▸ Text section:
○ ○ ○ ○ ○

Gud? Yeah, pretty much. The title track's fuckin' annoying, though.
Bubbles We say three, m'lud.
Dropkick Murphys (website)
The Warrior's Code
Wut? Boston's premier (only?) punkers what reckon they're Irish. If you've not heard them by this stage in their career you never will.
Why? Indeed. I guess folk still need pipe-propelled punk rock for an evening's drunken entertainment. It's sing-along stuff, granted, but that doesn't mean the sober have to tolerate it.
Gud? Put it this way: if you're into the Dropkicks, as so many are, then an emphatic yes; if you've never liked 'em before this won't swing your opinion. Me, I fall into the latter category. Sorry, guys.
Bubbles Gotta be a straight-up, no-nonsense two outta five for these dogged veterans.
Wut? Aging skankers get MOR-ed up via a little spit and polish from guitarist John Feldman (whose CV includes stints in the producer's chair for Good Charlotte and The Used). Still sound shit.
Why? 'Cause unexpected cult hits like 'Superman' have established them a sizable fan base that needs placating; thankfully said followers don't demand all that much from their heroes. One thing in their favour is that the band's collective heart is in the right place - their work for organisations like PETA is well documented.
Gud? Honestly? This makes the aforementioned Madden brothers sound as tough as fuckin' nails. The song 'Uncomfortable' sounds like The Police gone pop-punk, fo'fucksake.
Bubbles One and a half. This one-trick pony needs to find itself a retirement home.
*Koolarrow Records *(website)
Wut? Einstürzende Neubauten man Hacke makes hellish noises for nearly an hour, calls it a debut album and has ex-Faith No More man Billy Gould release it through his Koolarrow label. Features contributions from a wealth of alternative talent, including David Yow, Vinnie Signiorelli and Andrew Chudy.
Why? So The Wire has something to review? Nah, seriously: Sanctuary is a pretty engrossing listen once the nonsense has been successfully filtered out. 'Sister' is a fine instrumental, combat instruction samples interwoven with dramatic strings and drums, and the ten-minute 'Sugarpie' is a genuinely sinister penultimate number. It's something akin to what a film score composed by Tomahawk might sound like.
Gud? Certainly, provided your musical mind is as open as they come.
Bubbles We, the jury, say three and a half for a record that does reward persistence and patience.
Like Trees We Grow Up To Be Satellites (The Backwards America)
*Something In Construction *(website)

○ ○ ○ ○ ○

▸ Given entries:
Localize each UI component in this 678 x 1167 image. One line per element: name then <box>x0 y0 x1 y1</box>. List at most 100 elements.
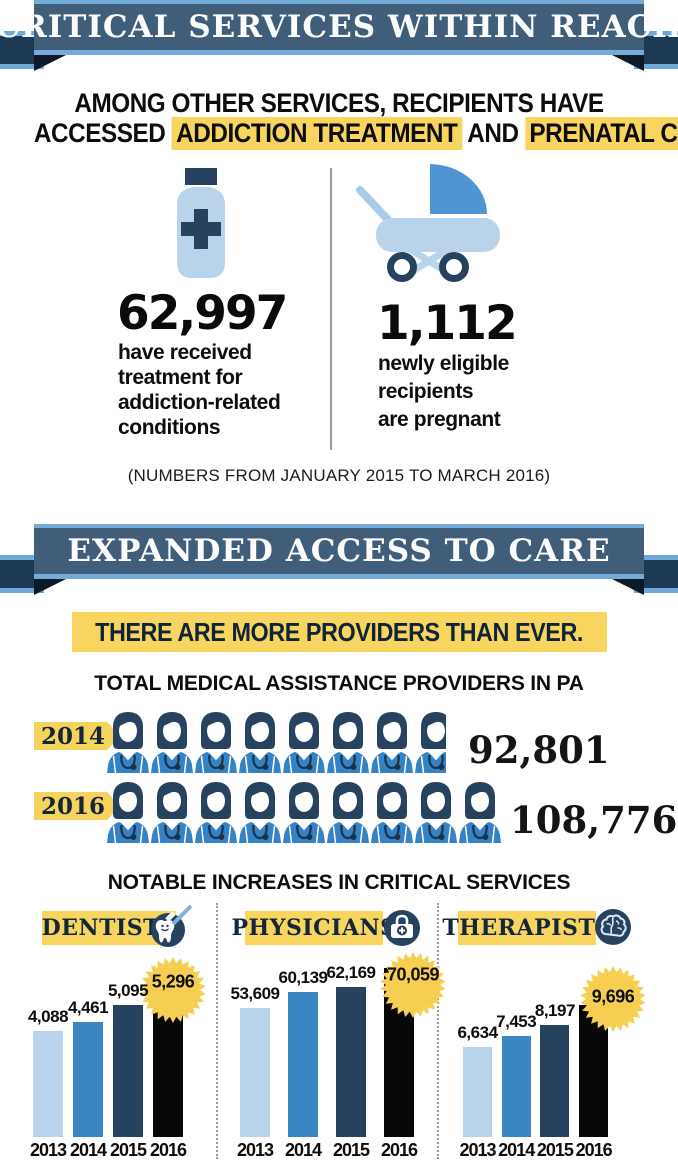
bar-dentists-2014 <box>73 1022 103 1137</box>
axis-year-label: 2013 <box>459 1140 496 1160</box>
female-doctor-icon <box>151 712 193 773</box>
axis-year-label: 2015 <box>109 1140 147 1160</box>
female-doctor-icon <box>371 712 413 773</box>
year-tag-2016: 2016 <box>34 792 120 820</box>
female-doctor-icon <box>327 782 369 843</box>
medical-bag-icon <box>380 906 424 955</box>
provider-pictogram-row-2016 <box>106 781 504 845</box>
starburst-badge-physicians <box>380 952 446 1018</box>
highlight-prenatal-care: PRENATAL CARE <box>524 117 678 150</box>
providers-tagline: THERE ARE MORE PROVIDERS THAN EVER. <box>72 612 607 652</box>
bar-value-label: 4,461 <box>67 998 109 1017</box>
ribbon-fold-right <box>612 55 644 71</box>
bar-value-label: 6,634 <box>457 1023 498 1042</box>
female-doctor-icon <box>283 782 325 843</box>
female-doctor-icon <box>239 782 281 843</box>
stat-description-line: are pregnant <box>378 408 501 431</box>
chart-title-therapists: THERAPISTS <box>442 915 612 941</box>
ribbon-fold-left <box>34 55 66 71</box>
banner-title: CRITICAL SERVICES WITHIN REACH <box>0 9 678 45</box>
chart-divider-2 <box>437 903 439 1159</box>
brain-icon <box>591 905 635 954</box>
ribbon-bar: CRITICAL SERVICES WITHIN REACH <box>0 0 678 55</box>
providers-title: TOTAL MEDICAL ASSISTANCE PROVIDERS IN PA <box>94 672 584 695</box>
chart-title-physicians: PHYSICIANS <box>231 915 397 941</box>
female-doctor-icon <box>283 712 325 773</box>
stat-description-line: addiction-related <box>118 391 281 414</box>
bar-value-label: 8,197 <box>534 1001 576 1020</box>
female-doctor-icon <box>151 782 193 843</box>
ribbon-banner-expanded-access: EXPANDED ACCESS TO CARE <box>0 524 678 599</box>
female-doctor-icon <box>371 782 413 843</box>
female-doctor-icon <box>415 712 446 773</box>
stat-description-line: newly eligible <box>378 352 509 375</box>
female-doctor-icon <box>195 712 237 773</box>
female-doctor-icon <box>195 782 237 843</box>
headline-line1: AMONG OTHER SERVICES, RECIPIENTS HAVE <box>74 88 604 118</box>
stat-pregnant-description: newly eligible recipients are pregnant <box>378 350 509 434</box>
starburst-badge-dentists <box>140 957 206 1023</box>
bar-dentists-2015 <box>113 1005 143 1137</box>
starburst-value-label: 9,696 <box>591 986 635 1007</box>
stat-description-line: recipients <box>378 380 474 403</box>
bar-value-label: 60,139 <box>278 968 329 987</box>
axis-year-label: 2016 <box>149 1140 187 1160</box>
axis-year-label: 2015 <box>332 1140 370 1160</box>
stat-pregnant-value: 1,112 <box>377 296 518 351</box>
bar-value-label: 4,088 <box>27 1007 69 1026</box>
bar-dentists-2013 <box>33 1031 63 1137</box>
chart-header-physicians: PHYSICIANS <box>231 911 396 945</box>
female-doctor-icon <box>239 712 281 773</box>
provider-pictogram-row-2014 <box>106 711 446 775</box>
female-doctor-icon <box>107 782 149 843</box>
stat-description-line: have received <box>118 341 252 364</box>
tooth-icon <box>145 903 195 958</box>
bar-value-label: 53,609 <box>230 984 281 1003</box>
bar-physicians-2014 <box>288 992 318 1137</box>
bar-physicians-2013 <box>240 1008 270 1137</box>
highlight-addiction-treatment: ADDICTION TREATMENT <box>171 117 462 150</box>
banner-title: EXPANDED ACCESS TO CARE <box>67 533 611 569</box>
axis-year-label: 2014 <box>69 1140 107 1160</box>
bar-value-label: 5,095 <box>107 981 149 1000</box>
providers-count-2014: 92,801 <box>468 728 610 772</box>
female-doctor-icon <box>415 782 457 843</box>
ribbon-fold-left <box>34 579 66 595</box>
chart-header-therapists: THERAPISTS <box>442 911 611 945</box>
headline-line2: ACCESSED ADDICTION TREATMENT AND PRENATA… <box>33 117 678 150</box>
bar-value-label: 62,169 <box>326 963 377 982</box>
axis-year-label: 2016 <box>380 1140 418 1160</box>
headline-and: AND <box>467 118 519 148</box>
headline: AMONG OTHER SERVICES, RECIPIENTS HAVE AC… <box>0 88 678 150</box>
baby-carriage-icon <box>350 162 505 287</box>
bar-therapists-2016 <box>579 1005 609 1137</box>
bar-therapists-2013 <box>463 1047 492 1137</box>
year-tag-2014: 2014 <box>34 722 120 750</box>
stat-description-line: conditions <box>118 416 221 439</box>
starburst-badge-therapists <box>580 966 646 1032</box>
headline-accessed: ACCESSED <box>33 118 166 148</box>
providers-count-2016: 108,776 <box>510 798 678 842</box>
stat-addiction-description: have received treatment for addiction-rela… <box>118 340 281 440</box>
bar-value-label: 7,453 <box>496 1012 537 1031</box>
bar-physicians-2015 <box>336 987 366 1137</box>
axis-year-label: 2013 <box>236 1140 274 1160</box>
axis-year-label: 2015 <box>536 1140 574 1160</box>
medicine-bottle-icon <box>165 168 237 285</box>
ribbon-banner-critical-services: CRITICAL SERVICES WITHIN REACH <box>0 0 678 75</box>
stat-addiction-value: 62,997 <box>117 286 288 341</box>
stats-caption: (NUMBERS FROM JANUARY 2015 TO MARCH 2016… <box>127 466 551 485</box>
axis-year-label: 2014 <box>284 1140 322 1160</box>
axis-year-label: 2013 <box>29 1140 67 1160</box>
female-doctor-icon <box>327 712 369 773</box>
ribbon-bar: EXPANDED ACCESS TO CARE <box>34 524 644 579</box>
starburst-value-label: 5,296 <box>151 971 195 992</box>
increases-title: NOTABLE INCREASES IN CRITICAL SERVICES <box>107 871 571 894</box>
female-doctor-icon <box>107 712 149 773</box>
stat-description-line: treatment for <box>118 366 243 389</box>
female-doctor-icon <box>459 782 501 843</box>
providers-tagline-text: THERE ARE MORE PROVIDERS THAN EVER. <box>95 616 584 647</box>
bar-therapists-2014 <box>501 1036 531 1137</box>
stats-column-divider <box>330 168 332 450</box>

○ ○ ○ ○ ○

▸ Problem to solve:
From the album reviews above, please copy out the passage that begins with the words "Why? So The" and ends after the words "(The Backwards America)".

▸ Solution:
Why? So The Wire has something to review? Nah, seriously: Sanctuary is a pretty engrossing listen once the nonsense has been successfully filtered out. 'Sister' is a fine instrumental, combat instruction samples interwoven with dramatic strings and drums, and the ten-minute 'Sugarpie' is a genuinely sinister penultimate number. It's something akin to what a film score composed by Tomahawk might sound like.
Gud? Certainly, provided your musical mind is as open as they come.
Bubbles We, the jury, say three and a half for a record that does reward persistence and patience.
Like Trees We Grow Up To Be Satellites (The Backwards America)